TASK REQUIREMENTS:
Which lines hold the word "xlabel"? Show each of them.

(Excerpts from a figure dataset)
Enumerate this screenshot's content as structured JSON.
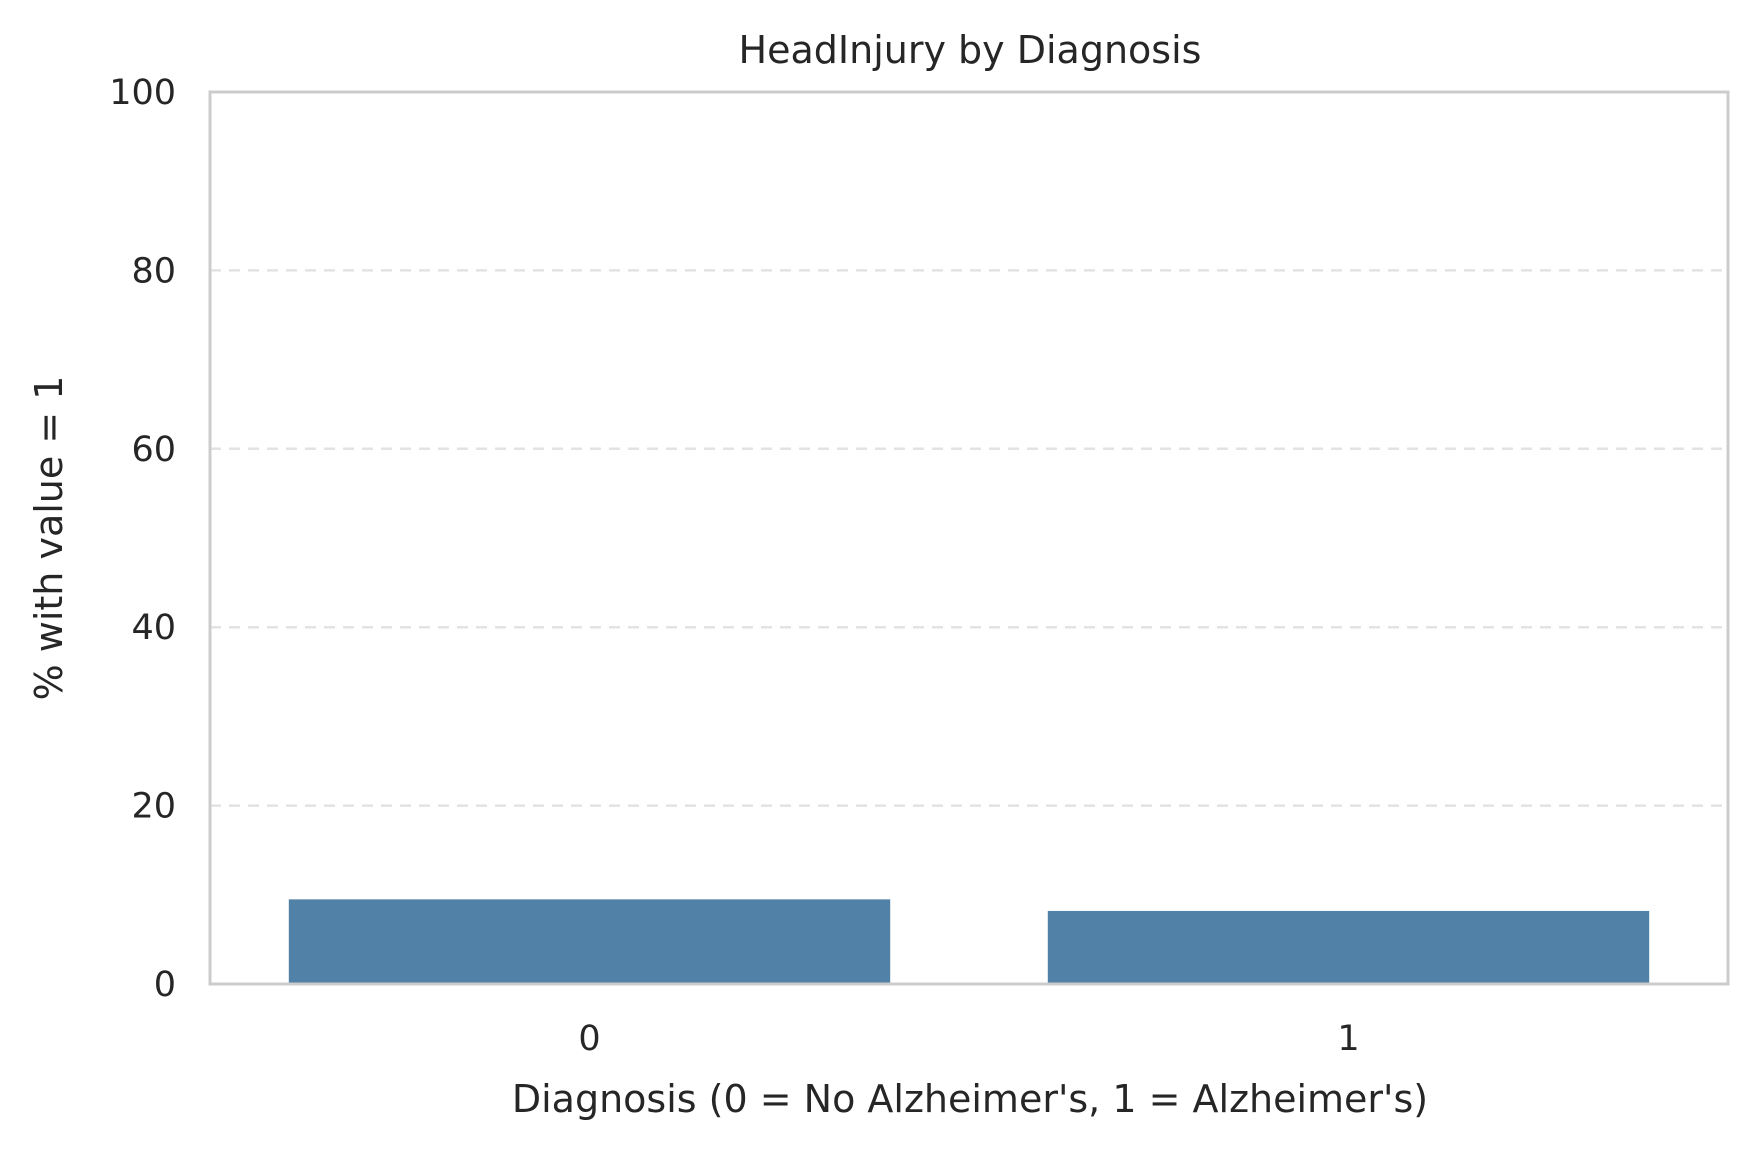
{
  "chart_data": {
    "type": "bar",
    "title": "HeadInjury by Diagnosis",
    "xlabel": "Diagnosis (0 = No Alzheimer's, 1 = Alzheimer's)",
    "ylabel": "% with value = 1",
    "categories": [
      "0",
      "1"
    ],
    "values": [
      9.6,
      8.3
    ],
    "ylim": [
      0,
      100
    ],
    "yticks": [
      0,
      20,
      40,
      60,
      80,
      100
    ],
    "grid": "y-dashed",
    "legend": "none",
    "bar_color": "#5181a7"
  }
}
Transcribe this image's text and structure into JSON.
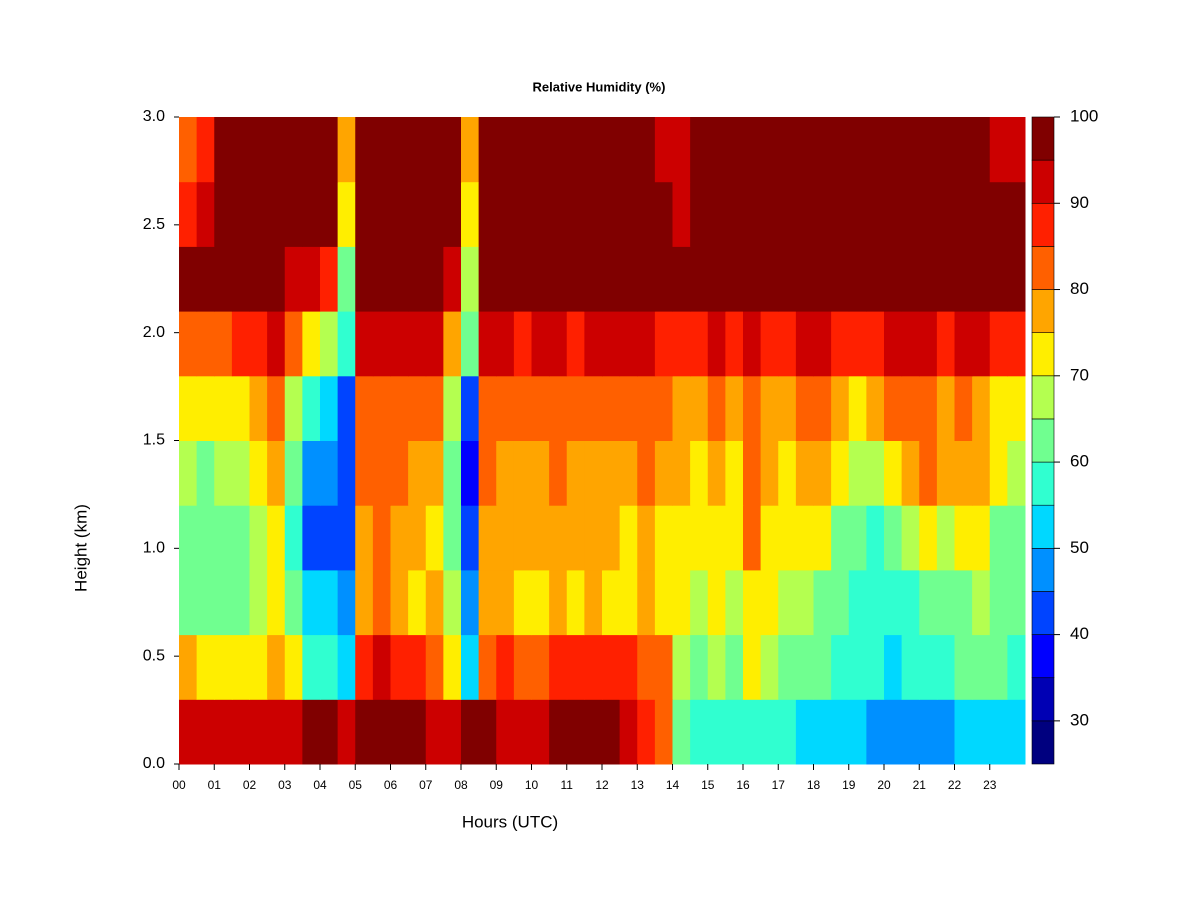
{
  "chart_data": {
    "type": "heatmap",
    "title": "Relative Humidity (%)",
    "xlabel": "Hours (UTC)",
    "ylabel": "Height (km)",
    "xlim": [
      0,
      24
    ],
    "ylim": [
      0,
      3
    ],
    "xticks": [
      {
        "value": 0,
        "label": "00"
      },
      {
        "value": 1,
        "label": "01"
      },
      {
        "value": 2,
        "label": "02"
      },
      {
        "value": 3,
        "label": "03"
      },
      {
        "value": 4,
        "label": "04"
      },
      {
        "value": 5,
        "label": "05"
      },
      {
        "value": 6,
        "label": "06"
      },
      {
        "value": 7,
        "label": "07"
      },
      {
        "value": 8,
        "label": "08"
      },
      {
        "value": 9,
        "label": "09"
      },
      {
        "value": 10,
        "label": "10"
      },
      {
        "value": 11,
        "label": "11"
      },
      {
        "value": 12,
        "label": "12"
      },
      {
        "value": 13,
        "label": "13"
      },
      {
        "value": 14,
        "label": "14"
      },
      {
        "value": 15,
        "label": "15"
      },
      {
        "value": 16,
        "label": "16"
      },
      {
        "value": 17,
        "label": "17"
      },
      {
        "value": 18,
        "label": "18"
      },
      {
        "value": 19,
        "label": "19"
      },
      {
        "value": 20,
        "label": "20"
      },
      {
        "value": 21,
        "label": "21"
      },
      {
        "value": 22,
        "label": "22"
      },
      {
        "value": 23,
        "label": "23"
      }
    ],
    "yticks": [
      {
        "value": 0,
        "label": "0.0"
      },
      0.5,
      {
        "value": 1,
        "label": "1.0"
      },
      1.5,
      {
        "value": 2,
        "label": "2.0"
      },
      2.5,
      {
        "value": 3,
        "label": "3.0"
      }
    ],
    "x": [
      0.25,
      0.75,
      1.25,
      1.75,
      2.25,
      2.75,
      3.25,
      3.75,
      4.25,
      4.75,
      5.25,
      5.75,
      6.25,
      6.75,
      7.25,
      7.75,
      8.25,
      8.75,
      9.25,
      9.75,
      10.25,
      10.75,
      11.25,
      11.75,
      12.25,
      12.75,
      13.25,
      13.75,
      14.25,
      14.75,
      15.25,
      15.75,
      16.25,
      16.75,
      17.25,
      17.75,
      18.25,
      18.75,
      19.25,
      19.75,
      20.25,
      20.75,
      21.25,
      21.75,
      22.25,
      22.75,
      23.25,
      23.75
    ],
    "y": [
      0.15,
      0.45,
      0.75,
      1.05,
      1.35,
      1.65,
      1.95,
      2.25,
      2.55,
      2.85
    ],
    "z": [
      [
        92,
        93,
        93,
        92,
        92,
        93,
        94,
        95,
        95,
        93,
        96,
        97,
        96,
        95,
        94,
        94,
        96,
        95,
        94,
        93,
        94,
        95,
        95,
        96,
        95,
        93,
        88,
        82,
        62,
        58,
        58,
        57,
        58,
        56,
        55,
        54,
        53,
        52,
        50,
        48,
        46,
        45,
        47,
        48,
        50,
        52,
        53,
        52
      ],
      [
        75,
        72,
        70,
        70,
        72,
        78,
        70,
        55,
        55,
        52,
        88,
        90,
        86,
        85,
        84,
        70,
        52,
        80,
        85,
        84,
        84,
        85,
        86,
        87,
        86,
        86,
        84,
        80,
        66,
        64,
        66,
        64,
        70,
        66,
        64,
        62,
        60,
        58,
        56,
        55,
        54,
        55,
        56,
        58,
        60,
        62,
        60,
        58
      ],
      [
        64,
        62,
        62,
        63,
        66,
        70,
        62,
        52,
        50,
        48,
        78,
        80,
        76,
        74,
        75,
        66,
        46,
        76,
        76,
        74,
        74,
        76,
        74,
        75,
        74,
        74,
        76,
        74,
        70,
        68,
        70,
        68,
        74,
        70,
        68,
        66,
        64,
        60,
        58,
        56,
        56,
        58,
        60,
        62,
        64,
        66,
        62,
        60
      ],
      [
        62,
        61,
        62,
        64,
        68,
        72,
        58,
        44,
        44,
        42,
        78,
        80,
        76,
        76,
        74,
        62,
        40,
        78,
        76,
        75,
        76,
        78,
        76,
        77,
        76,
        74,
        78,
        74,
        72,
        70,
        74,
        70,
        80,
        72,
        70,
        74,
        72,
        64,
        60,
        58,
        62,
        66,
        70,
        68,
        70,
        70,
        64,
        62
      ],
      [
        66,
        64,
        66,
        68,
        72,
        76,
        62,
        48,
        48,
        40,
        80,
        80,
        80,
        78,
        78,
        64,
        38,
        80,
        78,
        78,
        78,
        80,
        78,
        78,
        78,
        76,
        80,
        78,
        76,
        74,
        76,
        74,
        82,
        76,
        74,
        78,
        76,
        72,
        68,
        68,
        72,
        76,
        80,
        76,
        76,
        76,
        70,
        68
      ],
      [
        72,
        70,
        72,
        74,
        76,
        80,
        66,
        55,
        52,
        40,
        82,
        82,
        82,
        82,
        80,
        66,
        42,
        82,
        80,
        80,
        80,
        82,
        80,
        80,
        80,
        80,
        82,
        80,
        78,
        78,
        80,
        78,
        84,
        78,
        78,
        80,
        80,
        76,
        74,
        76,
        80,
        82,
        82,
        78,
        80,
        78,
        74,
        72
      ],
      [
        84,
        82,
        84,
        86,
        88,
        90,
        80,
        70,
        68,
        55,
        92,
        90,
        90,
        90,
        90,
        78,
        60,
        90,
        90,
        88,
        90,
        90,
        88,
        90,
        90,
        90,
        90,
        88,
        88,
        88,
        90,
        88,
        92,
        88,
        88,
        90,
        90,
        88,
        88,
        88,
        90,
        90,
        90,
        88,
        90,
        90,
        88,
        86
      ],
      [
        96,
        95,
        96,
        97,
        98,
        99,
        90,
        90,
        86,
        62,
        99,
        99,
        99,
        99,
        98,
        92,
        68,
        99,
        99,
        99,
        99,
        99,
        99,
        99,
        99,
        99,
        99,
        99,
        99,
        98,
        99,
        99,
        99,
        99,
        99,
        99,
        99,
        99,
        99,
        99,
        99,
        99,
        99,
        99,
        99,
        99,
        99,
        99
      ],
      [
        88,
        92,
        96,
        98,
        99,
        99,
        95,
        99,
        98,
        70,
        99,
        99,
        99,
        99,
        99,
        96,
        72,
        99,
        99,
        99,
        99,
        99,
        99,
        99,
        99,
        99,
        99,
        96,
        94,
        99,
        99,
        99,
        99,
        99,
        99,
        99,
        99,
        99,
        99,
        99,
        99,
        99,
        99,
        99,
        99,
        99,
        97,
        96
      ],
      [
        80,
        88,
        96,
        98,
        99,
        99,
        95,
        99,
        99,
        75,
        96,
        99,
        99,
        99,
        96,
        98,
        76,
        99,
        99,
        99,
        99,
        99,
        99,
        99,
        99,
        99,
        96,
        92,
        90,
        96,
        99,
        99,
        99,
        99,
        99,
        99,
        99,
        99,
        99,
        99,
        99,
        99,
        99,
        99,
        99,
        99,
        94,
        90
      ]
    ],
    "colorbar": {
      "levels": [
        25,
        30,
        35,
        40,
        45,
        50,
        55,
        60,
        65,
        70,
        75,
        80,
        85,
        90,
        95,
        100
      ],
      "colors": [
        "#00007f",
        "#0000b4",
        "#0000ff",
        "#0044ff",
        "#0090ff",
        "#00d8ff",
        "#30ffd0",
        "#70ff90",
        "#b4ff50",
        "#ffee00",
        "#ffa500",
        "#ff6000",
        "#ff2000",
        "#cc0000",
        "#800000"
      ],
      "ticks": [
        30,
        40,
        50,
        60,
        70,
        80,
        90,
        100
      ]
    }
  }
}
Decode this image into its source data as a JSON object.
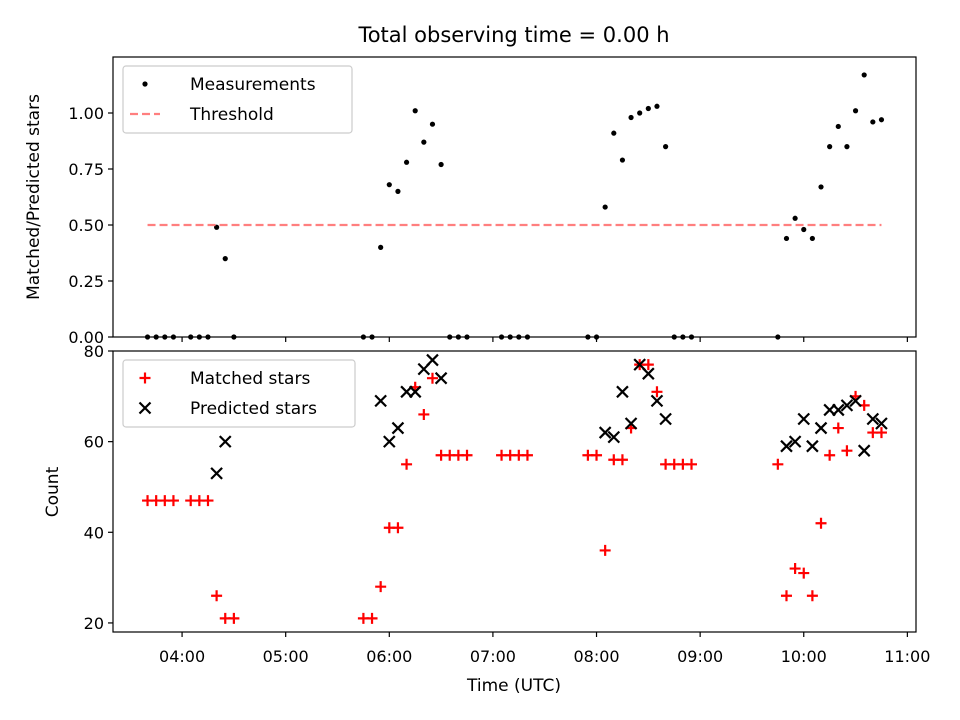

PROBLEM SOLUTION:
    "xlabel": "Diagnosis (0 = No Alzheimer's, 1 = Alzheimer's)",
    "xlabel": "Hours (UTC)",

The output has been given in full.